> **DATA ROWS**
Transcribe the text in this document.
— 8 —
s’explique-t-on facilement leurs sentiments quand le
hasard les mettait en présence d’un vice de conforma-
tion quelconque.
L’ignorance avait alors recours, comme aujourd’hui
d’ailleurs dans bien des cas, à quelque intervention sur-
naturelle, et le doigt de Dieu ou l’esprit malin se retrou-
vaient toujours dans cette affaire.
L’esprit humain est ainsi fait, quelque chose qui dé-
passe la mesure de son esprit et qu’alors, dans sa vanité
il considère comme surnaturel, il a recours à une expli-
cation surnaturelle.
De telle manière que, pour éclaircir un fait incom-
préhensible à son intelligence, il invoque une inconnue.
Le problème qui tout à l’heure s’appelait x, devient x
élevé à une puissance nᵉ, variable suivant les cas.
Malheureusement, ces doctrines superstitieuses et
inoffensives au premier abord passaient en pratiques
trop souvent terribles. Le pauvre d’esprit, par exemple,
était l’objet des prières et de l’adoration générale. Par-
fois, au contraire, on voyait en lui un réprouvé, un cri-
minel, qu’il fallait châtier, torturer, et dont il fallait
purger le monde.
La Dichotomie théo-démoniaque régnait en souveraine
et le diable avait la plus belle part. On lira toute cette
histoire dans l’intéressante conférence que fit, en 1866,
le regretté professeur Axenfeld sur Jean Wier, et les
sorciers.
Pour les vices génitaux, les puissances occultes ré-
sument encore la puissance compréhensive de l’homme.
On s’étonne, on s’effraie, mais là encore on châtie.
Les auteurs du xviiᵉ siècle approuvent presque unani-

> **PROBLEM DESCRIPTION**
Repeat the material in full, exactly as it stands.

> **ANSWER TO THE PROBLEM**
Transcribe the text in this document.
— 8 —
s’explique-t-on facilement leurs sentiments quand le
hasard les mettait en présence d’un vice de conforma-
tion quelconque.
L’ignorance avait alors recours, comme aujourd’hui
d’ailleurs dans bien des cas, à quelque intervention sur-
naturelle, et le doigt de Dieu ou l’esprit malin se retrou-
vaient toujours dans cette affaire.
L’esprit humain est ainsi fait, quelque chose qui dé-
passe la mesure de son esprit et qu’alors, dans sa vanité
il considère comme surnaturel, il a recours à une expli-
cation surnaturelle.
De telle manière que, pour éclaircir un fait incom-
préhensible à son intelligence, il invoque une inconnue.
Le problème qui tout à l’heure s’appelait x, devient x
élevé à une puissance nᵉ, variable suivant les cas.
Malheureusement, ces doctrines superstitieuses et
inoffensives au premier abord passaient en pratiques
trop souvent terribles. Le pauvre d’esprit, par exemple,
était l’objet des prières et de l’adoration générale. Par-
fois, au contraire, on voyait en lui un réprouvé, un cri-
minel, qu’il fallait châtier, torturer, et dont il fallait
purger le monde.
La Dichotomie théo-démoniaque régnait en souveraine
et le diable avait la plus belle part. On lira toute cette
histoire dans l’intéressante conférence que fit, en 1866,
le regretté professeur Axenfeld sur Jean Wier, et les
sorciers.
Pour les vices génitaux, les puissances occultes ré-
sument encore la puissance compréhensive de l’homme.
On s’étonne, on s’effraie, mais là encore on châtie.
Les auteurs du xviiᵉ siècle approuvent presque unani-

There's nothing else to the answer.